_CHALLENGE:_
Count the lines of the records below that contain the string "tick", matching case exactly. Reply with the number alone.

_DATA FOR PROCESSING:_
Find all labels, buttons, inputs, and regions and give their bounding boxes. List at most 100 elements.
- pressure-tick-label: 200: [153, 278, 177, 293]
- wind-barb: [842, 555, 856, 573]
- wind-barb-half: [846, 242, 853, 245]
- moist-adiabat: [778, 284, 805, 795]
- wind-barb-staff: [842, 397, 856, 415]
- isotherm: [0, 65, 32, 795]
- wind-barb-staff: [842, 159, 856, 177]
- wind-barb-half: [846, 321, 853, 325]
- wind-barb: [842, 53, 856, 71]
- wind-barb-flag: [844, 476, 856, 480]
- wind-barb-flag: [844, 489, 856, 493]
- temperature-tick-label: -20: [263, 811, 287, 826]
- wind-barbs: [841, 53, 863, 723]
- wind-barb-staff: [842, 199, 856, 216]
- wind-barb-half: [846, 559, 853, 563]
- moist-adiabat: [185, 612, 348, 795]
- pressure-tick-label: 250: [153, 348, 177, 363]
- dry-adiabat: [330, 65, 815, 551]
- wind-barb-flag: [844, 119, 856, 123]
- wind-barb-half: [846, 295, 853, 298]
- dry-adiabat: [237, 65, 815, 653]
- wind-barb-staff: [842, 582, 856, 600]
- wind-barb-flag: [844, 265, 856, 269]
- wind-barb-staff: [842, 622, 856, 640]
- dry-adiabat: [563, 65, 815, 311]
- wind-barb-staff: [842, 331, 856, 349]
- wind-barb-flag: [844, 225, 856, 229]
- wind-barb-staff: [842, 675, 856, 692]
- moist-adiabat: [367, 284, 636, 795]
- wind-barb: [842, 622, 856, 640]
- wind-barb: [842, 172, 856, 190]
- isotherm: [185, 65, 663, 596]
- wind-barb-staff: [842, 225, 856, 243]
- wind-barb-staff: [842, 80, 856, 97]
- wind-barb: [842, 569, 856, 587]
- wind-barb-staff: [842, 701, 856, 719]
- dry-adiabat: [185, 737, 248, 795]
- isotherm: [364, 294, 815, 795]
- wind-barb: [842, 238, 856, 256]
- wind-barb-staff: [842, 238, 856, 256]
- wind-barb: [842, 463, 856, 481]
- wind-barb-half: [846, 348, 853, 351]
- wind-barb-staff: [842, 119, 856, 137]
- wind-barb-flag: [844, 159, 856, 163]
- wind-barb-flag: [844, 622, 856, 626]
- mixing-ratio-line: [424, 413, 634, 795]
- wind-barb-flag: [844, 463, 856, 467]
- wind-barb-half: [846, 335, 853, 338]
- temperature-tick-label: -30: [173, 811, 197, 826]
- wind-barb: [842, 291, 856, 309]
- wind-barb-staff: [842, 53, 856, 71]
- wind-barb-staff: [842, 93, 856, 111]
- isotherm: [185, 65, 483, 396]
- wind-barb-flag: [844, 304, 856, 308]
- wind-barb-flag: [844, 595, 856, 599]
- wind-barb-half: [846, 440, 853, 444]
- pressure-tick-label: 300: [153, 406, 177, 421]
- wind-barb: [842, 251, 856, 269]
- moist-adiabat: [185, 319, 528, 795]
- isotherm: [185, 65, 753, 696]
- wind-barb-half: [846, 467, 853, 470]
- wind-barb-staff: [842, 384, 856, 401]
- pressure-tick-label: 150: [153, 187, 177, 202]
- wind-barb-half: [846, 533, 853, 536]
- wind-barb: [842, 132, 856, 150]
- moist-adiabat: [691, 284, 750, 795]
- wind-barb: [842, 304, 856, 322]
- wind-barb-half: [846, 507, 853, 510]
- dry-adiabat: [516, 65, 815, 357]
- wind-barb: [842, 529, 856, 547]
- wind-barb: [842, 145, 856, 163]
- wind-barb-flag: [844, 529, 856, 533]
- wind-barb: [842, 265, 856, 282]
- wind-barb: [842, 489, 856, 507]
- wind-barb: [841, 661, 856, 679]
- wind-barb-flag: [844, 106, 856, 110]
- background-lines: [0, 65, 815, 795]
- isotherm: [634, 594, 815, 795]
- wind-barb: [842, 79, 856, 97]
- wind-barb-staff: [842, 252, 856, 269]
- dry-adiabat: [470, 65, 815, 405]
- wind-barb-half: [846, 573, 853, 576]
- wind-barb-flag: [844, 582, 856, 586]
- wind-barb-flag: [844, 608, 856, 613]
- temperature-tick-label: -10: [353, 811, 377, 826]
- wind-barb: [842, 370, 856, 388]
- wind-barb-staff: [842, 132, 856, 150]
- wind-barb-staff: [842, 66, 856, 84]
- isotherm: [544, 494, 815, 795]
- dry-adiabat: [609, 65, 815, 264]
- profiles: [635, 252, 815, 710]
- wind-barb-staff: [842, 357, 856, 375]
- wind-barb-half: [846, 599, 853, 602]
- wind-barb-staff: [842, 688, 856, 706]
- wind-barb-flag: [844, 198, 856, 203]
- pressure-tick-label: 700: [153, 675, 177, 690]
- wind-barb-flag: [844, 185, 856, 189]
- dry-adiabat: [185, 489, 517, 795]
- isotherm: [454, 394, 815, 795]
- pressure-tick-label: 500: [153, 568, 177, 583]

_WRITTEN RESPONSE:_
9